Determine how many lines contain the string "単純移動平均". Reply with that figure and nothing else.

==== EXERCISE MATERIALS

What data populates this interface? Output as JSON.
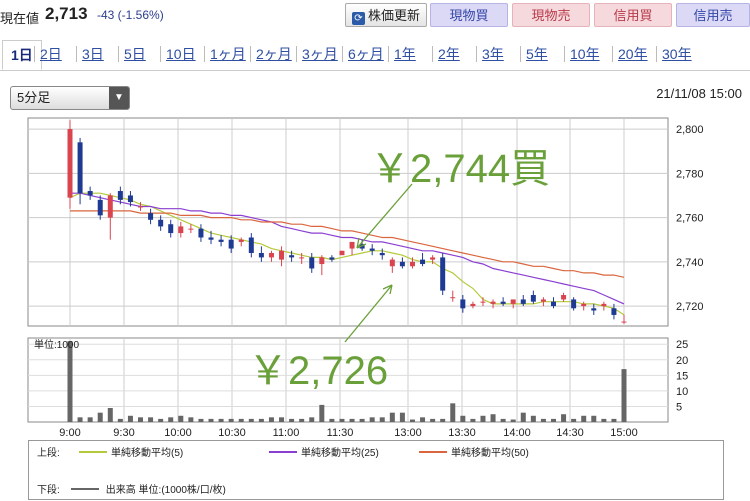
{
  "header": {
    "price_label": "現在値",
    "price": "2,713",
    "change": "-43 (-1.56%)",
    "refresh_label": "株価更新",
    "buttons": [
      {
        "label": "現物買",
        "kind": "buy"
      },
      {
        "label": "現物売",
        "kind": "sell"
      },
      {
        "label": "信用買",
        "kind": "sell"
      },
      {
        "label": "信用売",
        "kind": "buy"
      }
    ]
  },
  "tabs": [
    "1日",
    "2日",
    "3日",
    "5日",
    "10日",
    "1ヶ月",
    "2ヶ月",
    "3ヶ月",
    "6ヶ月",
    "1年",
    "2年",
    "3年",
    "5年",
    "10年",
    "20年",
    "30年"
  ],
  "active_tab": 0,
  "interval_select": "5分足",
  "datetime": "21/11/08 15:00",
  "colors": {
    "up": "#d9444f",
    "down": "#1f3a93",
    "ma5": "#b5c93a",
    "ma25": "#8a3fd1",
    "ma50": "#d9663e",
    "annotation": "#6aa039",
    "volume": "#666666"
  },
  "chart_data": [
    {
      "type": "candlestick",
      "x_labels": [
        "9:00",
        "9:30",
        "10:00",
        "10:30",
        "11:00",
        "11:30",
        "13:00",
        "13:30",
        "14:00",
        "14:30",
        "15:00"
      ],
      "y_ticks": [
        2720,
        2740,
        2760,
        2780,
        2800
      ],
      "ylim": [
        2711,
        2805
      ],
      "candles": [
        {
          "o": 2769,
          "h": 2804,
          "l": 2764,
          "c": 2800
        },
        {
          "o": 2794,
          "h": 2796,
          "l": 2766,
          "c": 2771
        },
        {
          "o": 2772,
          "h": 2774,
          "l": 2768,
          "c": 2770
        },
        {
          "o": 2768,
          "h": 2770,
          "l": 2759,
          "c": 2761
        },
        {
          "o": 2760,
          "h": 2771,
          "l": 2750,
          "c": 2770
        },
        {
          "o": 2772,
          "h": 2774,
          "l": 2766,
          "c": 2768
        },
        {
          "o": 2770,
          "h": 2772,
          "l": 2765,
          "c": 2767
        },
        {
          "o": 2765,
          "h": 2767,
          "l": 2763,
          "c": 2765
        },
        {
          "o": 2762,
          "h": 2764,
          "l": 2757,
          "c": 2759
        },
        {
          "o": 2759,
          "h": 2761,
          "l": 2754,
          "c": 2756
        },
        {
          "o": 2757,
          "h": 2759,
          "l": 2751,
          "c": 2753
        },
        {
          "o": 2753,
          "h": 2758,
          "l": 2751,
          "c": 2756
        },
        {
          "o": 2755,
          "h": 2757,
          "l": 2753,
          "c": 2755
        },
        {
          "o": 2755,
          "h": 2757,
          "l": 2749,
          "c": 2751
        },
        {
          "o": 2751,
          "h": 2754,
          "l": 2748,
          "c": 2750
        },
        {
          "o": 2750,
          "h": 2752,
          "l": 2747,
          "c": 2749
        },
        {
          "o": 2750,
          "h": 2752,
          "l": 2744,
          "c": 2746
        },
        {
          "o": 2749,
          "h": 2751,
          "l": 2747,
          "c": 2750
        },
        {
          "o": 2751,
          "h": 2753,
          "l": 2742,
          "c": 2744
        },
        {
          "o": 2744,
          "h": 2747,
          "l": 2740,
          "c": 2742
        },
        {
          "o": 2742,
          "h": 2745,
          "l": 2740,
          "c": 2744
        },
        {
          "o": 2741,
          "h": 2747,
          "l": 2738,
          "c": 2745
        },
        {
          "o": 2743,
          "h": 2745,
          "l": 2740,
          "c": 2742
        },
        {
          "o": 2742,
          "h": 2744,
          "l": 2739,
          "c": 2742
        },
        {
          "o": 2742,
          "h": 2744,
          "l": 2735,
          "c": 2737
        },
        {
          "o": 2739,
          "h": 2743,
          "l": 2734,
          "c": 2742
        },
        {
          "o": 2742,
          "h": 2743,
          "l": 2740,
          "c": 2741
        },
        {
          "o": 2743,
          "h": 2745,
          "l": 2744,
          "c": 2745
        },
        {
          "o": 2746,
          "h": 2748,
          "l": 2743,
          "c": 2749
        },
        {
          "o": 2748,
          "h": 2750,
          "l": 2745,
          "c": 2746
        },
        {
          "o": 2746,
          "h": 2748,
          "l": 2743,
          "c": 2745
        },
        {
          "o": 2744,
          "h": 2746,
          "l": 2741,
          "c": 2743
        },
        {
          "o": 2738,
          "h": 2742,
          "l": 2735,
          "c": 2741
        },
        {
          "o": 2740,
          "h": 2742,
          "l": 2737,
          "c": 2738
        },
        {
          "o": 2738,
          "h": 2742,
          "l": 2737,
          "c": 2740
        },
        {
          "o": 2741,
          "h": 2744,
          "l": 2738,
          "c": 2739
        },
        {
          "o": 2741,
          "h": 2743,
          "l": 2739,
          "c": 2742
        },
        {
          "o": 2742,
          "h": 2744,
          "l": 2725,
          "c": 2727
        },
        {
          "o": 2724,
          "h": 2727,
          "l": 2722,
          "c": 2724
        },
        {
          "o": 2723,
          "h": 2725,
          "l": 2717,
          "c": 2719
        },
        {
          "o": 2720,
          "h": 2722,
          "l": 2719,
          "c": 2721
        },
        {
          "o": 2722,
          "h": 2724,
          "l": 2720,
          "c": 2722
        },
        {
          "o": 2721,
          "h": 2723,
          "l": 2719,
          "c": 2722
        },
        {
          "o": 2722,
          "h": 2724,
          "l": 2720,
          "c": 2721
        },
        {
          "o": 2721,
          "h": 2723,
          "l": 2719,
          "c": 2723
        },
        {
          "o": 2723,
          "h": 2725,
          "l": 2720,
          "c": 2721
        },
        {
          "o": 2725,
          "h": 2727,
          "l": 2721,
          "c": 2722
        },
        {
          "o": 2722,
          "h": 2724,
          "l": 2720,
          "c": 2723
        },
        {
          "o": 2722,
          "h": 2724,
          "l": 2719,
          "c": 2720
        },
        {
          "o": 2723,
          "h": 2726,
          "l": 2722,
          "c": 2725
        },
        {
          "o": 2723,
          "h": 2724,
          "l": 2718,
          "c": 2719
        },
        {
          "o": 2720,
          "h": 2722,
          "l": 2718,
          "c": 2721
        },
        {
          "o": 2719,
          "h": 2721,
          "l": 2716,
          "c": 2718
        },
        {
          "o": 2720,
          "h": 2722,
          "l": 2718,
          "c": 2721
        },
        {
          "o": 2719,
          "h": 2721,
          "l": 2714,
          "c": 2716
        },
        {
          "o": 2713,
          "h": 2716,
          "l": 2712,
          "c": 2713
        }
      ],
      "series": [
        {
          "name": "単純移動平均(5)",
          "values": [
            2769,
            2771,
            2771,
            2771,
            2770,
            2769,
            2768,
            2766,
            2765,
            2763,
            2761,
            2759,
            2757,
            2755,
            2753,
            2752,
            2751,
            2750,
            2749,
            2748,
            2746,
            2745,
            2744,
            2743,
            2742,
            2742,
            2741,
            2742,
            2743,
            2744,
            2745,
            2745,
            2744,
            2743,
            2741,
            2740,
            2740,
            2737,
            2735,
            2731,
            2728,
            2723,
            2721,
            2721,
            2721,
            2721,
            2721,
            2722,
            2722,
            2722,
            2722,
            2721,
            2721,
            2720,
            2719,
            2716
          ]
        },
        {
          "name": "単純移動平均(25)",
          "values": [
            2771,
            2771,
            2770,
            2769,
            2768,
            2767,
            2766,
            2765,
            2765,
            2764,
            2764,
            2764,
            2763,
            2763,
            2762,
            2762,
            2761,
            2761,
            2760,
            2759,
            2758,
            2756,
            2755,
            2754,
            2753,
            2753,
            2752,
            2751,
            2751,
            2750,
            2749,
            2749,
            2748,
            2747,
            2746,
            2745,
            2745,
            2744,
            2743,
            2742,
            2740,
            2739,
            2737,
            2736,
            2735,
            2734,
            2733,
            2732,
            2731,
            2730,
            2729,
            2728,
            2727,
            2725,
            2723,
            2721
          ]
        },
        {
          "name": "単純移動平均(50)",
          "values": [
            2763,
            2763,
            2763,
            2763,
            2763,
            2763,
            2763,
            2762,
            2762,
            2762,
            2762,
            2761,
            2761,
            2761,
            2760,
            2760,
            2760,
            2759,
            2759,
            2758,
            2758,
            2758,
            2757,
            2757,
            2756,
            2756,
            2755,
            2754,
            2754,
            2753,
            2752,
            2751,
            2751,
            2750,
            2749,
            2748,
            2747,
            2746,
            2745,
            2744,
            2743,
            2742,
            2741,
            2740,
            2740,
            2739,
            2738,
            2738,
            2737,
            2736,
            2736,
            2735,
            2735,
            2734,
            2734,
            2733
          ]
        }
      ],
      "annotations": [
        "￥2,744買",
        "￥2,726"
      ]
    },
    {
      "type": "bar",
      "title": "単位:1000",
      "y_ticks": [
        5,
        10,
        15,
        20,
        25
      ],
      "ylim": [
        0,
        27
      ],
      "values": [
        26,
        1.5,
        1.5,
        3,
        4.5,
        1,
        2,
        1.5,
        1.5,
        1,
        1.5,
        2,
        1.5,
        1,
        1,
        1,
        1,
        1,
        1,
        1,
        1.5,
        1.5,
        1,
        1,
        1.5,
        5.5,
        1,
        1,
        1,
        1,
        1.5,
        1.5,
        3,
        3,
        0.8,
        1.5,
        1,
        1,
        6,
        2,
        1,
        2,
        2.5,
        1,
        0.8,
        3,
        2,
        1,
        1,
        2.5,
        1,
        2,
        2,
        1,
        1,
        17
      ]
    }
  ],
  "legend": {
    "upper_label": "上段:",
    "lower_label": "下段:",
    "volume_label": "出来高 単位:(1000株/口/枚)"
  }
}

========

- _FULL OUTPUT_
3